▶ **Problem requirements**: Check every line below for the word "this" and show those that hold it.

▶ **Data supplied**:
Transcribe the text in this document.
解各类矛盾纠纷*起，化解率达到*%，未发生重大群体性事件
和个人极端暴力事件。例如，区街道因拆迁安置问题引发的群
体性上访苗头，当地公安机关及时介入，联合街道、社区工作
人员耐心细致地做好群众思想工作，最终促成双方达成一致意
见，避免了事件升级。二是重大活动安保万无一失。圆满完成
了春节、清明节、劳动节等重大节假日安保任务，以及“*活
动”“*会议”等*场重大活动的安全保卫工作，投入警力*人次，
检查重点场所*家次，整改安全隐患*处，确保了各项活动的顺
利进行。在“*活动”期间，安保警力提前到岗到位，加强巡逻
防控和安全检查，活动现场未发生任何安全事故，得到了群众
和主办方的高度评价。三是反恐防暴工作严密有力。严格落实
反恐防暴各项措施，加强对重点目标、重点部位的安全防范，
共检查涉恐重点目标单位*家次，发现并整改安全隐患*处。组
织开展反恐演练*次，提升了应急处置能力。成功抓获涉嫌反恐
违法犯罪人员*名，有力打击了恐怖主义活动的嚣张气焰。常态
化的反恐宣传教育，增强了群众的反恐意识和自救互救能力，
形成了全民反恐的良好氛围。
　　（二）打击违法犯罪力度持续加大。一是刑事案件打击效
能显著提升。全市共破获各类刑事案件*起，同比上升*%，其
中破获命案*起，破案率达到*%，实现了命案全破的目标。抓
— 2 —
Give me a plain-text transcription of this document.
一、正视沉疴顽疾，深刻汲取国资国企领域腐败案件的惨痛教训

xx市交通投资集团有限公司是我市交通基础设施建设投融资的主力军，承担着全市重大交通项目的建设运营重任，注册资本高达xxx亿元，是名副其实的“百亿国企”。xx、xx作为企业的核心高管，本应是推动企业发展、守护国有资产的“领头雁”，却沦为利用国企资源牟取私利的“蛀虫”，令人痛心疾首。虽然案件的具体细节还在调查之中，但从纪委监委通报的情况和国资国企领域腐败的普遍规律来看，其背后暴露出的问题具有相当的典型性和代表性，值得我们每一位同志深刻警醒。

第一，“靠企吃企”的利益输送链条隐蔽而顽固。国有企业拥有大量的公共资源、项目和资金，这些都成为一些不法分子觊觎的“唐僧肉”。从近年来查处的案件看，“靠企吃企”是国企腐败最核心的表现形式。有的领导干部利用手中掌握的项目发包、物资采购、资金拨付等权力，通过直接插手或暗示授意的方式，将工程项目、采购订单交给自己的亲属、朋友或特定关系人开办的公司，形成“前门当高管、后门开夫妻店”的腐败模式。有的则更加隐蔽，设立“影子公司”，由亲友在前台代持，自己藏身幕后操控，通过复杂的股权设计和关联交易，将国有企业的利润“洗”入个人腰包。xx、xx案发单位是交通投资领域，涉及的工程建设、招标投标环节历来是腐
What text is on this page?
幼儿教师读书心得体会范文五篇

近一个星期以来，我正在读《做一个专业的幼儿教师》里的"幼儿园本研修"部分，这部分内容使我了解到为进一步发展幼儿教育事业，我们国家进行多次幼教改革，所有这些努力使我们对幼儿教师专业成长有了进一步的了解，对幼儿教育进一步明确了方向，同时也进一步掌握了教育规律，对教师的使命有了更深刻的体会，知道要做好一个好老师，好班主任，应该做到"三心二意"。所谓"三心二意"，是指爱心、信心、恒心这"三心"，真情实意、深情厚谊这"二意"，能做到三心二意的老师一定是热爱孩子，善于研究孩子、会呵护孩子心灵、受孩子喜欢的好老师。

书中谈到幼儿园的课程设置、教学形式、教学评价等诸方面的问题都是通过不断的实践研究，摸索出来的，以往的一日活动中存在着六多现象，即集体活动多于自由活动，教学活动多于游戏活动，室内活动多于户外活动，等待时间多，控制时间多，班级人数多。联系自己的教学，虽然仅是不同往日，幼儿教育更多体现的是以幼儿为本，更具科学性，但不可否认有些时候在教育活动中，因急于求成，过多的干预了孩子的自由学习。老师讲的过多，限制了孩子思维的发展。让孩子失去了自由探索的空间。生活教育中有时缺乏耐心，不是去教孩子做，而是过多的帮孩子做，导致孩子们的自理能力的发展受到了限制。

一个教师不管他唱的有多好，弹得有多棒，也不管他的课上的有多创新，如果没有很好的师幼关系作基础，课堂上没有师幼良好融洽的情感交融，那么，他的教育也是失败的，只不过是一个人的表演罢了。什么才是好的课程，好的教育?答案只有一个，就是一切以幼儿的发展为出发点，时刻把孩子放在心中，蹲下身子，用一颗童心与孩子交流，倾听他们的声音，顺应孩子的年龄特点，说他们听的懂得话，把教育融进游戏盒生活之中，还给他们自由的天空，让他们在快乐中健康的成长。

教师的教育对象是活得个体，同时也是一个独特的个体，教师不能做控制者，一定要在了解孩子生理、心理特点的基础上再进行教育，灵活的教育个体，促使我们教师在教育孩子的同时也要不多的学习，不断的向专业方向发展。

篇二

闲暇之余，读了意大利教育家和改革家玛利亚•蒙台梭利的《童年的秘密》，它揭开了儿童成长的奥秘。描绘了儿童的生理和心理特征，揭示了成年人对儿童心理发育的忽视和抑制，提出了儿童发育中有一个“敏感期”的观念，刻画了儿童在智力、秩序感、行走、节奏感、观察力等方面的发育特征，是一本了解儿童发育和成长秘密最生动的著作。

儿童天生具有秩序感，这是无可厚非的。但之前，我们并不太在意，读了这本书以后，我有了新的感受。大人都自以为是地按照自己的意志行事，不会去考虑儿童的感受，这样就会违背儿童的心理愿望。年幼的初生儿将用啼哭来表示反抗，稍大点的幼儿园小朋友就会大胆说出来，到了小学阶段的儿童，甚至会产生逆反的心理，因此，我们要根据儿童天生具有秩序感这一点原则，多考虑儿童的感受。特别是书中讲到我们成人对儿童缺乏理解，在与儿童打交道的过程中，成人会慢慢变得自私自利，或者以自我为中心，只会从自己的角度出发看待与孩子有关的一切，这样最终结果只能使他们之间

▶ **Task output**:
Transcribe the text in this document.
Give me a plain-text transcription of this document.
What text is on this page?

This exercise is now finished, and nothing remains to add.